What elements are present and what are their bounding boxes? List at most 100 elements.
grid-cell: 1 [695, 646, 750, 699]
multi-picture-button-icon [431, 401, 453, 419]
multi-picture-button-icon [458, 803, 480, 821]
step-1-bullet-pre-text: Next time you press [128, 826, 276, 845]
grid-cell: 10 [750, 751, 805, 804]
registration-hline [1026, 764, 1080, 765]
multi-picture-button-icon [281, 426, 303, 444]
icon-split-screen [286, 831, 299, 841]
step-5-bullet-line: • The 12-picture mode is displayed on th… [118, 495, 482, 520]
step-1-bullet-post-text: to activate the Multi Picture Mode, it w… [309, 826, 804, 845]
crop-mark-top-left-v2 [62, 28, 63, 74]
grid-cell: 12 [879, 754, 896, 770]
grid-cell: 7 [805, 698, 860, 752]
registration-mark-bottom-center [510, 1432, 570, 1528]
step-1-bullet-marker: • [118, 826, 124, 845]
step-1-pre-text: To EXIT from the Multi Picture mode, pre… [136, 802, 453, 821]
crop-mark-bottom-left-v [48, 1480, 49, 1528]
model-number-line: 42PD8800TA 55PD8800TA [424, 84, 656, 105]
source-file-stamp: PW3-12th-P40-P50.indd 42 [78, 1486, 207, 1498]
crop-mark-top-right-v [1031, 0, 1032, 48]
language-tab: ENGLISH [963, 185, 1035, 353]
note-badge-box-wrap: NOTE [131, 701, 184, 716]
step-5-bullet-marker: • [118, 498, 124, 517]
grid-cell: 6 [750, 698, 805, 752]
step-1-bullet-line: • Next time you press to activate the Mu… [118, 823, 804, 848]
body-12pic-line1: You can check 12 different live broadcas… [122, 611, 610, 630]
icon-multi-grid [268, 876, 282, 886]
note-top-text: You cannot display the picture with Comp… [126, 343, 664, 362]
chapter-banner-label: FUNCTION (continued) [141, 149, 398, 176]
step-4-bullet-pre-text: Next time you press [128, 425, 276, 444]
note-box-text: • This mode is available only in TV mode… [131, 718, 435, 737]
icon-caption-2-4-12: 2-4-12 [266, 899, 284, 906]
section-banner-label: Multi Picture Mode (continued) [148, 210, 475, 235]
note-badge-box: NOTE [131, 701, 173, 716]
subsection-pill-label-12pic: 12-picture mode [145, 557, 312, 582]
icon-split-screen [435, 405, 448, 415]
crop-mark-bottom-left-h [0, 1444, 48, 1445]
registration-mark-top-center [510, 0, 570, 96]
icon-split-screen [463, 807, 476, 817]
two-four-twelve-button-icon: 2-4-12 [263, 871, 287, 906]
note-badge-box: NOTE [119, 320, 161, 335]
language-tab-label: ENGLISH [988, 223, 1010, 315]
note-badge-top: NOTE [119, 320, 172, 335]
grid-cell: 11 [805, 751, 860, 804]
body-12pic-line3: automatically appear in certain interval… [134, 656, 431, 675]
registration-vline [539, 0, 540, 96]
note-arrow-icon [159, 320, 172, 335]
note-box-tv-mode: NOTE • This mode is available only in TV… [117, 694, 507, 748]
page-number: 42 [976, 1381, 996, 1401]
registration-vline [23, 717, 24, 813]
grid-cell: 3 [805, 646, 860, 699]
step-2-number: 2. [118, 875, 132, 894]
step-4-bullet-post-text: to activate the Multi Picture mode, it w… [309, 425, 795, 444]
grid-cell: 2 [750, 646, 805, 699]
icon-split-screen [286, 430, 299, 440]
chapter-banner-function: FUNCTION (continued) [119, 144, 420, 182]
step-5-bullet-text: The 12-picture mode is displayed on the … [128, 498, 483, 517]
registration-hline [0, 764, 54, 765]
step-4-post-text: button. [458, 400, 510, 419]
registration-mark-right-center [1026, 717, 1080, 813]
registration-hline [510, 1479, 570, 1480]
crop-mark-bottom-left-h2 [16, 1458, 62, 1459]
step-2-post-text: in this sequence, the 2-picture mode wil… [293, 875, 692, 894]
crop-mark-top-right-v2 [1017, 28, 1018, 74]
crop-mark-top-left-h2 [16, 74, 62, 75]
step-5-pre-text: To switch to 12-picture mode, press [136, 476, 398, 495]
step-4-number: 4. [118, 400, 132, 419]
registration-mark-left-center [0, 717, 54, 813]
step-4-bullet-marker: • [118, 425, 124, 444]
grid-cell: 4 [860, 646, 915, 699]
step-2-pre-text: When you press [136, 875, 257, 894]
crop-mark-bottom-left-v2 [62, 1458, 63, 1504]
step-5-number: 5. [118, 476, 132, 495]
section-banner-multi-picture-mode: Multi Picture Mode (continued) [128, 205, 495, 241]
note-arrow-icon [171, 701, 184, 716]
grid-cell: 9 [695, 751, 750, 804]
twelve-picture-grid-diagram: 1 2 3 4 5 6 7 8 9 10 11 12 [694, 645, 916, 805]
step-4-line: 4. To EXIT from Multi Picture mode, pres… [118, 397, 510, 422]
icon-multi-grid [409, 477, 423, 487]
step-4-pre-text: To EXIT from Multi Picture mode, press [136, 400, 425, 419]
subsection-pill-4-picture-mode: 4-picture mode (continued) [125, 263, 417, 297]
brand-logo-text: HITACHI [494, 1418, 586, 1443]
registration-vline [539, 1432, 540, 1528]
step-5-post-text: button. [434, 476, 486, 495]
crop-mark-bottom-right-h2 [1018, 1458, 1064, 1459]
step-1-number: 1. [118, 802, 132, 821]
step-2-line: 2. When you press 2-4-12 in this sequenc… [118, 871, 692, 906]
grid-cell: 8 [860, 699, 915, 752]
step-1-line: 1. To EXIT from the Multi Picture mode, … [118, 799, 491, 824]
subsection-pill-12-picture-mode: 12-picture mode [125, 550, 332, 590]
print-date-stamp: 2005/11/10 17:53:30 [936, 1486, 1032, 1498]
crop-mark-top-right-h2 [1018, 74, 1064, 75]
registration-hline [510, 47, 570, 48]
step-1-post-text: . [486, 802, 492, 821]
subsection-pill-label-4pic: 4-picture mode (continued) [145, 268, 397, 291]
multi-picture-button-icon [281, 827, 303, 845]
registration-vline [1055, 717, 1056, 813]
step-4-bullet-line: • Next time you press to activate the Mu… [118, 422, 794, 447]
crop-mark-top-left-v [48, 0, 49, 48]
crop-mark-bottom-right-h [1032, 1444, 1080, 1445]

....................

Your instructions: Please quote the records verbatim, from their first line through the line containing "grid-cell: 10 [750, 751, 805, 804]", with both of those lines included.

Solution for this problem:
What elements are present and what are their bounding boxes? List at most 100 elements.
grid-cell: 1 [695, 646, 750, 699]
multi-picture-button-icon [431, 401, 453, 419]
multi-picture-button-icon [458, 803, 480, 821]
step-1-bullet-pre-text: Next time you press [128, 826, 276, 845]
grid-cell: 10 [750, 751, 805, 804]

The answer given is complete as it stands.